───── Quoted passage

Well, there's no time like the present to jump and start putting together some lesson notes and outlines, and the place that seems best to start is on the bottom rung of the pyramid, all the way to the left:

This bad boy anchors the lower left corner of the entire pyramid because, in my humble opinion, it is perhaps the most important of all off-table prep skills you can master as a newbie to poker. Is it sexy? Uh, no. Is it important? Uh, yes. Actually, a better way to state this is:

*HELL YES!*Personally, proper bankroll management (BRM) has always been my nemesis. Said simply: it's been the single biggest leak in my poker career. I still struggle with it. For whatever reason, I have perpetually found it really, really,

*really*hard to play within my bankroll limitations. Because of this I've had some really, really,

*really*big swings in my game, coming close a few times in the past to breaking the proverbial poker piggy bank. And I'm not alone; a big fraction of players--especially new ones--move too fast and far up the stakes ladder--usually because they're running good--and eventually go busto because they're playing way above their skill, abilities.... and most importantly: their bankroll limitations.

The first thing I need to do in this lesson set is define some terms, such as what bankroll actually is. The way I see it, there are really two types of bankroll: 1) the amount you have immediately available to play with (e.g., your account size for online gaming, or the amount in your left front pocket or in a box behind the cage in live games at the casino); and 2) the total, macro, global amount of money you can afford to lose

*in toto*playing poker, period. While the former is important, it's the latter that really matters. Why? Because that old adage still applies: a poker player's bankroll is like a carpenter's hammer; you can't go to work without the tools of your trade available. Lose your tool (bankroll) and you can't play. Period.

I also need to (ultimately) explain how to calculate/determine what stakes you should be playing at given your bankroll size (that's the whole point of this lesson, right?) but to do that I need to explain the concept of variance and risk of ruin. It's really hard for a newbie to buy into (no pun intended) the idea that BRM is so important and simply has to be abided by without giving some concrete examples.

And this all goes back to our old friend Expected Value. As I've been pondering this particular BRM lesson plan, I've been researching and experimenting around with the EV formula. Assuming you learn to get your money in good with your poker decisions, then over time EV will work out in the long run, and you will get rich. But the required long run can be, well, significantly long. And, more importantly, you need a theoretically large amount of money to start with to cover the occasional (but certain to appear) big downswing. There's the whole concept called "Risk of Ruin" or RoR in gambling that I will explain in this lesson set, but the easiest way to visualize it is with some simple examples.

──────────
───── Task inputs

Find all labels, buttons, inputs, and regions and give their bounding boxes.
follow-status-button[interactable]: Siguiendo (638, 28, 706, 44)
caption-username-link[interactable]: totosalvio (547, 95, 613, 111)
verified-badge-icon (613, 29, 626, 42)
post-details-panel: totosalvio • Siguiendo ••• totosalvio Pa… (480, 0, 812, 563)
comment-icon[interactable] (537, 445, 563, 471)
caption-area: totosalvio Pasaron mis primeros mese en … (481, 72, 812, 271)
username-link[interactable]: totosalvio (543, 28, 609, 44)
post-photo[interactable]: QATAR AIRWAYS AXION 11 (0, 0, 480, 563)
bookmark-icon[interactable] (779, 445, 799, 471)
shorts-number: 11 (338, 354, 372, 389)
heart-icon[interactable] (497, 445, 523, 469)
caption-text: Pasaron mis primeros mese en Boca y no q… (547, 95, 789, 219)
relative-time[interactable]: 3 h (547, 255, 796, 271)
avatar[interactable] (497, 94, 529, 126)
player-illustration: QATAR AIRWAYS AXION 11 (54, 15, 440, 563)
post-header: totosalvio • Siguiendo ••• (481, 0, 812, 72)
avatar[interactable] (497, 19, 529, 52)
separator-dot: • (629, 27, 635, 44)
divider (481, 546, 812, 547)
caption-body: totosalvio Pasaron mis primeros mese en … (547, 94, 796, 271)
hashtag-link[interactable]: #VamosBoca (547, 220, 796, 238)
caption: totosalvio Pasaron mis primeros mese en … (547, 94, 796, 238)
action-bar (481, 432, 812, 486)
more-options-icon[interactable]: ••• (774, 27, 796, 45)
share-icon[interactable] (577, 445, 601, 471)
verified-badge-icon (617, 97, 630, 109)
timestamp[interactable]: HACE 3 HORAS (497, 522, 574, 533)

──────────

Task list >>
A. Copy the passage of the poker bankroll text between "And this all" and "some simple examples.", inclusive.
B. Render the listing as a JSON list of strings, one string per line and blank lines omitted, from its first line through the line holding "action-bar (481, 432, 812, 486)", inclusive.
The poker bankroll text and the listing are unrelated material.

Results by task >>
A.
And this all goes back to our old friend Expected Value. As I've been pondering this particular BRM lesson plan, I've been researching and experimenting around with the EV formula. Assuming you learn to get your money in good with your poker decisions, then over time EV will work out in the long run, and you will get rich. But the required long run can be, well, significantly long. And, more importantly, you need a theoretically large amount of money to start with to cover the occasional (but certain to appear) big downswing. There's the whole concept called "Risk of Ruin" or RoR in gambling that I will explain in this lesson set, but the easiest way to visualize it is with some simple examples.

B.
[
  "Find all labels, buttons, inputs, and regions and give their bounding boxes.",
  "follow-status-button[interactable]: Siguiendo (638, 28, 706, 44)",
  "caption-username-link[interactable]: totosalvio (547, 95, 613, 111)",
  "verified-badge-icon (613, 29, 626, 42)",
  "post-details-panel: totosalvio • Siguiendo ••• totosalvio Pa… (480, 0, 812, 563)",
  "comment-icon[interactable] (537, 445, 563, 471)",
  "caption-area: totosalvio Pasaron mis primeros mese en … (481, 72, 812, 271)",
  "username-link[interactable]: totosalvio (543, 28, 609, 44)",
  "post-photo[interactable]: QATAR AIRWAYS AXION 11 (0, 0, 480, 563)",
  "bookmark-icon[interactable] (779, 445, 799, 471)",
  "shorts-number: 11 (338, 354, 372, 389)",
  "heart-icon[interactable] (497, 445, 523, 469)",
  "caption-text: Pasaron mis primeros mese en Boca y no q… (547, 95, 789, 219)",
  "relative-time[interactable]: 3 h (547, 255, 796, 271)",
  "avatar[interactable] (497, 94, 529, 126)",
  "player-illustration: QATAR AIRWAYS AXION 11 (54, 15, 440, 563)",
  "post-header: totosalvio • Siguiendo ••• (481, 0, 812, 72)",
  "avatar[interactable] (497, 19, 529, 52)",
  "separator-dot: • (629, 27, 635, 44)",
  "divider (481, 546, 812, 547)",
  "caption-body: totosalvio Pasaron mis primeros mese en … (547, 94, 796, 271)",
  "hashtag-link[interactable]: #VamosBoca (547, 220, 796, 238)",
  "caption: totosalvio Pasaron mis primeros mese en … (547, 94, 796, 238)",
  "action-bar (481, 432, 812, 486)"
]